- **Exercise goal**
Gather the lines from the material that contain "theo".

(Data records)

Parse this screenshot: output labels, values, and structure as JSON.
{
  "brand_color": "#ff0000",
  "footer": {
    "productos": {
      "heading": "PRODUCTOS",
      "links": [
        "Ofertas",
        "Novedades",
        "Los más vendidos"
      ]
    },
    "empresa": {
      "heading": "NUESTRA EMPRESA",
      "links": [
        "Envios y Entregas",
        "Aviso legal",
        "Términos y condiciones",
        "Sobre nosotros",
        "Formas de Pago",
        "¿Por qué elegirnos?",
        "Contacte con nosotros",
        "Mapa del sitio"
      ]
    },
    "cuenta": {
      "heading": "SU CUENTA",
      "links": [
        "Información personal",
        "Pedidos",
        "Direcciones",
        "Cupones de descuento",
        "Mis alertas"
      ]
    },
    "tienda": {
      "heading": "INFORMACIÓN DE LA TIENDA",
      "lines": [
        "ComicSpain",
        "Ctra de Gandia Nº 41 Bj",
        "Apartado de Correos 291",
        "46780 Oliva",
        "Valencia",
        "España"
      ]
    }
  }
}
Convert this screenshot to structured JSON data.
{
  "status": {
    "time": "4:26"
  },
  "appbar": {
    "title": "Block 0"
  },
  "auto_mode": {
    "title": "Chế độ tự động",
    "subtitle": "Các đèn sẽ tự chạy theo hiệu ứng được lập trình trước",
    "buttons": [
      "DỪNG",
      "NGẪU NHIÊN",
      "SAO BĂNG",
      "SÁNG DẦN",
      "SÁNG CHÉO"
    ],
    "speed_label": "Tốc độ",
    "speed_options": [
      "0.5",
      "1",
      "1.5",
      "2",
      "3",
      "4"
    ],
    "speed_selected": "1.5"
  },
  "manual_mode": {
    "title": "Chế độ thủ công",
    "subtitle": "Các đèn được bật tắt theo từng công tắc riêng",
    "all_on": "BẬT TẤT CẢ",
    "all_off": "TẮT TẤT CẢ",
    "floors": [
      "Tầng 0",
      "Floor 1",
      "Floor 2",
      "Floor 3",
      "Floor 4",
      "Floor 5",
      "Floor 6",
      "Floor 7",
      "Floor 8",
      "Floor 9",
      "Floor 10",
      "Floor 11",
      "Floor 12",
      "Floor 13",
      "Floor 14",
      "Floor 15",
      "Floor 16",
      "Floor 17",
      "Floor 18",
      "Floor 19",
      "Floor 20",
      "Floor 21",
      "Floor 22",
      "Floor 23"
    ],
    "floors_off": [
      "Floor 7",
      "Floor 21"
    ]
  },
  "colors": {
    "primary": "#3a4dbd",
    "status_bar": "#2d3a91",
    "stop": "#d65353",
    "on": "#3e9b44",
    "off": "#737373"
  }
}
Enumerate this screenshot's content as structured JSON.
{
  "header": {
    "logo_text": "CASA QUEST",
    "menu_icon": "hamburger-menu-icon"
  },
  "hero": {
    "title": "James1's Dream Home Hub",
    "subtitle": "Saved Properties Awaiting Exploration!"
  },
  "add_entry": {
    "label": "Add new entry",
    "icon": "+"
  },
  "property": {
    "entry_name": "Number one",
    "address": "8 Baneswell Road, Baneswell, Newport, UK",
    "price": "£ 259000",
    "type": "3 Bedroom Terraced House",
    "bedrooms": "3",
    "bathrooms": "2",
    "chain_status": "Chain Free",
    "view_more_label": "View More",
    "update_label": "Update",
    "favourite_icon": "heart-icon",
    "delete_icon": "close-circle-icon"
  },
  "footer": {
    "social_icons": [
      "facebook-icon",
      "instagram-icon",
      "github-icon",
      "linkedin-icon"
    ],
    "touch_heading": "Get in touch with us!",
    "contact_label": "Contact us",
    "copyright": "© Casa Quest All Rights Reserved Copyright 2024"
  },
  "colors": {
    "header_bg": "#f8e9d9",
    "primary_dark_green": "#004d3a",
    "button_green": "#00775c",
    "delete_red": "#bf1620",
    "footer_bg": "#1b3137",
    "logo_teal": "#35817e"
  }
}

- **Output**
    "subtitle": "Các đèn sẽ tự chạy theo hiệu ứng được lập trình trước",
    "subtitle": "Các đèn được bật tắt theo từng công tắc riêng",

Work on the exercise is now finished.